§ Problem details
Count how many lines hold the string "scene". Give that number alone.

§ Material supplied
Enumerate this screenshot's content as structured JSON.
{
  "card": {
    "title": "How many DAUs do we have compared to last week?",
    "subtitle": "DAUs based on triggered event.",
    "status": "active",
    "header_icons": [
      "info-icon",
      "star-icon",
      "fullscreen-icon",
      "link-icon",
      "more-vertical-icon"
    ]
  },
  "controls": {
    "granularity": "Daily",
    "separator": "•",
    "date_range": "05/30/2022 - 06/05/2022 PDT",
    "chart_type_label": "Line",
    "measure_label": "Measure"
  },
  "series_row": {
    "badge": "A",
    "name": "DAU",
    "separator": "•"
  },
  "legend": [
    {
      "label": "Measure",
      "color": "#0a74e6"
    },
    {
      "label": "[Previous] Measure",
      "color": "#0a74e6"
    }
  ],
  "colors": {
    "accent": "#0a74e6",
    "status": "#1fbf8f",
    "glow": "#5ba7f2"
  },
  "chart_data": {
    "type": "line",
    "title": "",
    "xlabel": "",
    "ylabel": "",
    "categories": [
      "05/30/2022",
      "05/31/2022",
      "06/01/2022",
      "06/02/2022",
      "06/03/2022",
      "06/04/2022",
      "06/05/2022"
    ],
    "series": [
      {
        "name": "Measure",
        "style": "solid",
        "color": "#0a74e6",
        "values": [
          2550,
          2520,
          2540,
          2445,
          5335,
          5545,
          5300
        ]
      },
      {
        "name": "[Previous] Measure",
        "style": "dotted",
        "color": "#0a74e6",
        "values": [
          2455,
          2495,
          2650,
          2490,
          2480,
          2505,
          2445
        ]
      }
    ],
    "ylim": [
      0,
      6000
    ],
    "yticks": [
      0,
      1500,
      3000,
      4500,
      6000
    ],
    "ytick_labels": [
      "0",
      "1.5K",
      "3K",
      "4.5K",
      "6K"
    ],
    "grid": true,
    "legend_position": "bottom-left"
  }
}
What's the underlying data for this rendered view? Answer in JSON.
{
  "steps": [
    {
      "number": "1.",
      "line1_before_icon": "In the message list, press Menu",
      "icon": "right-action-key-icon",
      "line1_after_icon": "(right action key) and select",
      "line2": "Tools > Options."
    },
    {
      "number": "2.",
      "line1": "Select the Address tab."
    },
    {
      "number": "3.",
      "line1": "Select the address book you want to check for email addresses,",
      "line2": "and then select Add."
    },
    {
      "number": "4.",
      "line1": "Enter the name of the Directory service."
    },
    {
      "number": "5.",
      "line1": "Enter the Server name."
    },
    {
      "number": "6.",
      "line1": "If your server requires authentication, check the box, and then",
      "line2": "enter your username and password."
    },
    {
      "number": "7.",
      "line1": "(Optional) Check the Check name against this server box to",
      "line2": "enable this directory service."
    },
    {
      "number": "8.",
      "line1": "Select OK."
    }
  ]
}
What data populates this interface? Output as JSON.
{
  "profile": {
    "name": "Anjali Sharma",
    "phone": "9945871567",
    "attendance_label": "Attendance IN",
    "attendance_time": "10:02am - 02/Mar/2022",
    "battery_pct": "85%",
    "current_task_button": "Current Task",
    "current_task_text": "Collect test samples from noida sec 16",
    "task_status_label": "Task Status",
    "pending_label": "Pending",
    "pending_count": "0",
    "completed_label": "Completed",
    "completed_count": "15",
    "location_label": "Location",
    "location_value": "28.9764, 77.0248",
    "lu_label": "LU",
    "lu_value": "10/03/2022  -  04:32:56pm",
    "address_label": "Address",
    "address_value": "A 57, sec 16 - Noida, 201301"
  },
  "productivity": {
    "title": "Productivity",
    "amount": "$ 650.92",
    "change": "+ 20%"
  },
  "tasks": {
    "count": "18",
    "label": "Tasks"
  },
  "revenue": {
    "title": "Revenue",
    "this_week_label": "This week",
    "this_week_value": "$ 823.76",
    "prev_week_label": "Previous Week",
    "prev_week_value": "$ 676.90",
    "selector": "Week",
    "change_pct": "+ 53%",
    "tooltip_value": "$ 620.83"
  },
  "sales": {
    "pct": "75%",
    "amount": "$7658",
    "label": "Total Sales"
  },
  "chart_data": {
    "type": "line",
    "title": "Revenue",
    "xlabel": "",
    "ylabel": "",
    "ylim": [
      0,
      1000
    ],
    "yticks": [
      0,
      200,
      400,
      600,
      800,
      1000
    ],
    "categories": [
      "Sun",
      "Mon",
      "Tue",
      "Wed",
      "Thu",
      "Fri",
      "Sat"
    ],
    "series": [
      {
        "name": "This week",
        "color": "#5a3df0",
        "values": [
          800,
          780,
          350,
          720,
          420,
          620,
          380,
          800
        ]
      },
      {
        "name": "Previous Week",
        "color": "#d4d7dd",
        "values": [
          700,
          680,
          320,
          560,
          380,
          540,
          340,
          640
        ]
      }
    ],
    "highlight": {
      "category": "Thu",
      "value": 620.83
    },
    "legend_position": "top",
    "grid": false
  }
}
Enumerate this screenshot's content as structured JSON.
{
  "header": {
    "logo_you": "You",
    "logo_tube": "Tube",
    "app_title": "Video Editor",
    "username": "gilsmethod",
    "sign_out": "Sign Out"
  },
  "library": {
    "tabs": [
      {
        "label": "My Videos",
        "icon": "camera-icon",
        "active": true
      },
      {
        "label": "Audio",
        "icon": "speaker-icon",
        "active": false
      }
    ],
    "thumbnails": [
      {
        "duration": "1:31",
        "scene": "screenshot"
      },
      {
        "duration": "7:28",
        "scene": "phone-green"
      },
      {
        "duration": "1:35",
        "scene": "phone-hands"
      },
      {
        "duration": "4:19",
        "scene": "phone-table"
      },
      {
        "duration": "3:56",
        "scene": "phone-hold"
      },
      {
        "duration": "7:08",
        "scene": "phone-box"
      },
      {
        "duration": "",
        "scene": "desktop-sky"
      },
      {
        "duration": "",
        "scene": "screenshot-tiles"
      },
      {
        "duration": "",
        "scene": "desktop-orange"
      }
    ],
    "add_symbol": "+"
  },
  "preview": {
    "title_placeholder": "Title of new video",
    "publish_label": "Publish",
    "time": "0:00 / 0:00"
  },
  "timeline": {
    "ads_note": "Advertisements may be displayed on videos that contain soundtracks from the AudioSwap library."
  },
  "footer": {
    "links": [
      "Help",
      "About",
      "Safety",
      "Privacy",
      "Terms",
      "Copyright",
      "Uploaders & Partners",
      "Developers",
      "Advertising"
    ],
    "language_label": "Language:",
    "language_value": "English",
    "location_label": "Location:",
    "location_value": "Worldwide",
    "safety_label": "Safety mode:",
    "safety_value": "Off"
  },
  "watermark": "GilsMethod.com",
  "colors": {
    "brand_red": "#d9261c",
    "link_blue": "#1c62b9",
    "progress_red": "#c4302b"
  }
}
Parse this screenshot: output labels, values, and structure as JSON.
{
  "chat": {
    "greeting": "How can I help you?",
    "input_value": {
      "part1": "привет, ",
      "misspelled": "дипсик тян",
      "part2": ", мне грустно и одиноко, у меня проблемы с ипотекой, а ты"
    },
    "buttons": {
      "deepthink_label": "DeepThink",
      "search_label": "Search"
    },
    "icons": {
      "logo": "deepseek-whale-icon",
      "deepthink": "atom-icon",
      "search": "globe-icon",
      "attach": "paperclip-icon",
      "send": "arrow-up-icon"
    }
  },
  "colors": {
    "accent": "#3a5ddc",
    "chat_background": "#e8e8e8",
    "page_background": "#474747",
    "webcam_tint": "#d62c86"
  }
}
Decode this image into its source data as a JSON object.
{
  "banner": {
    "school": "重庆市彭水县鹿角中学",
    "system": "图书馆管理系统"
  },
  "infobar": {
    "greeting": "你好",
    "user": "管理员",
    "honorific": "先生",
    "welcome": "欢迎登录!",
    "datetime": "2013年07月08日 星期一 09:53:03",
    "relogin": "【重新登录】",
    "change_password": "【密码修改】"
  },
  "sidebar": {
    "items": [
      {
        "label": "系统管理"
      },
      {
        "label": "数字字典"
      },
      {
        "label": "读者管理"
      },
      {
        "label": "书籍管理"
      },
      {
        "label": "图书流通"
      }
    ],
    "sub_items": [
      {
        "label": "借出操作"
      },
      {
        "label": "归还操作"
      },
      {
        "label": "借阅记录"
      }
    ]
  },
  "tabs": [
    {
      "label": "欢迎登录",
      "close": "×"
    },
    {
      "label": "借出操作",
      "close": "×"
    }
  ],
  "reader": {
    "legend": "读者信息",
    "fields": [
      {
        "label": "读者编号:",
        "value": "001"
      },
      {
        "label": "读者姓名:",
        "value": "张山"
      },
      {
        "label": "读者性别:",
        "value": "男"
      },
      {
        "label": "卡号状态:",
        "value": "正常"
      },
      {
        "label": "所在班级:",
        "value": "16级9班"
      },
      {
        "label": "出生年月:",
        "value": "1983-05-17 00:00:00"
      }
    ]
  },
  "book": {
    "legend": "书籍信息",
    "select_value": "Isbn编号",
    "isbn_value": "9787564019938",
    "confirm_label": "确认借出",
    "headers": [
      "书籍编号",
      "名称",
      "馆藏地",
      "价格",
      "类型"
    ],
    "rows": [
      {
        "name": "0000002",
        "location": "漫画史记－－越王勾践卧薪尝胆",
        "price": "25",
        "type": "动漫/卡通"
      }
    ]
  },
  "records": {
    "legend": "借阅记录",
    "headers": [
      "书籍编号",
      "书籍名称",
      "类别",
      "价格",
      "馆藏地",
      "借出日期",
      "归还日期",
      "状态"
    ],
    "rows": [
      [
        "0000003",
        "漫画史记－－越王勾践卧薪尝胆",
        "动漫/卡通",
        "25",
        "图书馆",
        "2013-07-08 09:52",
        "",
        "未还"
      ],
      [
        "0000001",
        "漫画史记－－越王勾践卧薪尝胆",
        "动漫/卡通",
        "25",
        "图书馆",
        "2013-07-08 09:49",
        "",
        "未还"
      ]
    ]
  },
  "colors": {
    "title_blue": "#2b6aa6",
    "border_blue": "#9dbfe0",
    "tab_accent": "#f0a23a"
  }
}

§ Task answer
9